Exercise task> Return the lines below that carry the word "values".

[Rows from a figure dataset]
## BEGIN

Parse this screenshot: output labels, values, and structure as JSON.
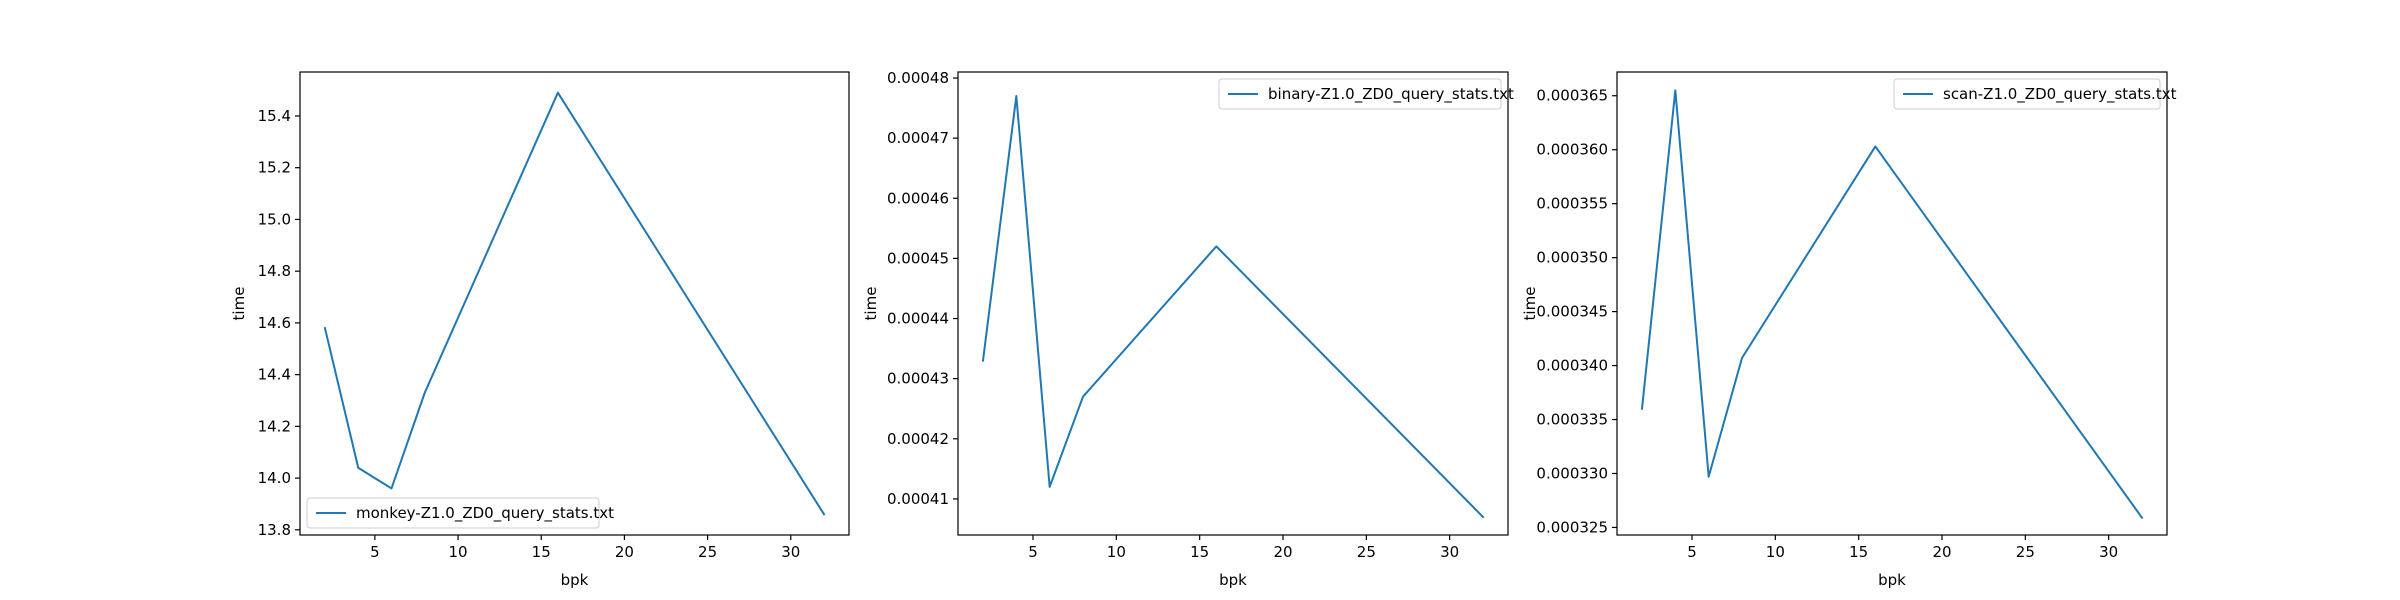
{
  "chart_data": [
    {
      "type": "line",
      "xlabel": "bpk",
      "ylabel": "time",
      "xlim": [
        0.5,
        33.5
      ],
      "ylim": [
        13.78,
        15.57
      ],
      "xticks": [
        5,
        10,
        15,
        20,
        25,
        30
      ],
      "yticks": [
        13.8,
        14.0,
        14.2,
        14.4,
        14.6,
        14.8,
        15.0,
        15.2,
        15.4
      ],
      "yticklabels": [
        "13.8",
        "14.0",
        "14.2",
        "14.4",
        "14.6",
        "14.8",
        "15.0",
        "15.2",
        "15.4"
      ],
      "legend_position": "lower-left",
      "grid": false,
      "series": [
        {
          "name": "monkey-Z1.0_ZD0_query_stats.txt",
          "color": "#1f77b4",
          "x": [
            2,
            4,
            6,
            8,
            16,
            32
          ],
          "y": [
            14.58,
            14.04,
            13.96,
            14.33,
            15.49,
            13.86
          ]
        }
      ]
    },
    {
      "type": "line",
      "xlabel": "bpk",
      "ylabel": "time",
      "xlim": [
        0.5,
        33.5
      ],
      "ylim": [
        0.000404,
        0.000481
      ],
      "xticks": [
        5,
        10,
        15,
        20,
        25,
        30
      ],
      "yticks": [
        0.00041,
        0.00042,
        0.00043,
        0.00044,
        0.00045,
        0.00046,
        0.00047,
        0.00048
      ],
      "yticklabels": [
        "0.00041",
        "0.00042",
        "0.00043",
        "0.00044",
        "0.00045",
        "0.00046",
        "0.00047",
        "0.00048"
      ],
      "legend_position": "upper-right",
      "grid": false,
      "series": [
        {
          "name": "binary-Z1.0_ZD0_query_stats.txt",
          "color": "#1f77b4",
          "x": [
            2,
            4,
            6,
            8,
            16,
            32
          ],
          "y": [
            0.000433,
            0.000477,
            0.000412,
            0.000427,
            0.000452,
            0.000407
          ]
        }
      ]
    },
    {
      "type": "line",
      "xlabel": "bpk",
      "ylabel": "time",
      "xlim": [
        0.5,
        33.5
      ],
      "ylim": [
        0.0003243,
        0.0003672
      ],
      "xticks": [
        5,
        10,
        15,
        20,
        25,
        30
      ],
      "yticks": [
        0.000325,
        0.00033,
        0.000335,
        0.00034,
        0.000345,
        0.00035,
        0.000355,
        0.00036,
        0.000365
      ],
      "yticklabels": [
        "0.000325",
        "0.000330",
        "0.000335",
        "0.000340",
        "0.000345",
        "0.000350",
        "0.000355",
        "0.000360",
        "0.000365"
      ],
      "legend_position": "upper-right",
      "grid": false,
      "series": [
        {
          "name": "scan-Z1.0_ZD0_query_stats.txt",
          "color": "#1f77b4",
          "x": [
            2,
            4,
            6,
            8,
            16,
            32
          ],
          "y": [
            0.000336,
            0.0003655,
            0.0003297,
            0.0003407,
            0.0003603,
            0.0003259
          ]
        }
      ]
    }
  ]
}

## END
## BEGIN

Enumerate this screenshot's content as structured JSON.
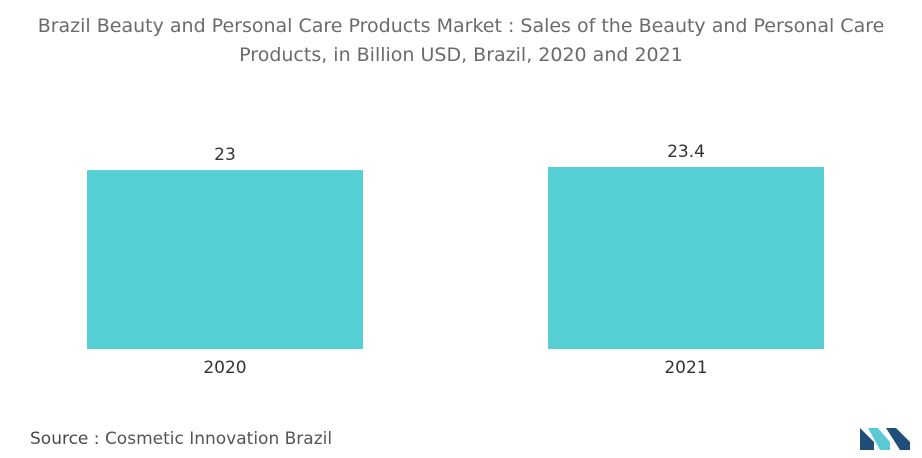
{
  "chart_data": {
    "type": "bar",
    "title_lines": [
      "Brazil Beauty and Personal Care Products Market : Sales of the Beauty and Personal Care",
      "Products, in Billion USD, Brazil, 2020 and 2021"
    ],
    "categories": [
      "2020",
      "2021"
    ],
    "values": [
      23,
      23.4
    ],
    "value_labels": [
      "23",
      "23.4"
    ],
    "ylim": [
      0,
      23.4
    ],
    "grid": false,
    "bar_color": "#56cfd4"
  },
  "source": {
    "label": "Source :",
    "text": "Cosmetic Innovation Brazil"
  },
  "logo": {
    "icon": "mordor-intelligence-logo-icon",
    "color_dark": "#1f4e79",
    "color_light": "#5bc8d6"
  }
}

## END

Response to the exercise>
Parse this screenshot: output labels, values, and structure as JSON.
    "values": [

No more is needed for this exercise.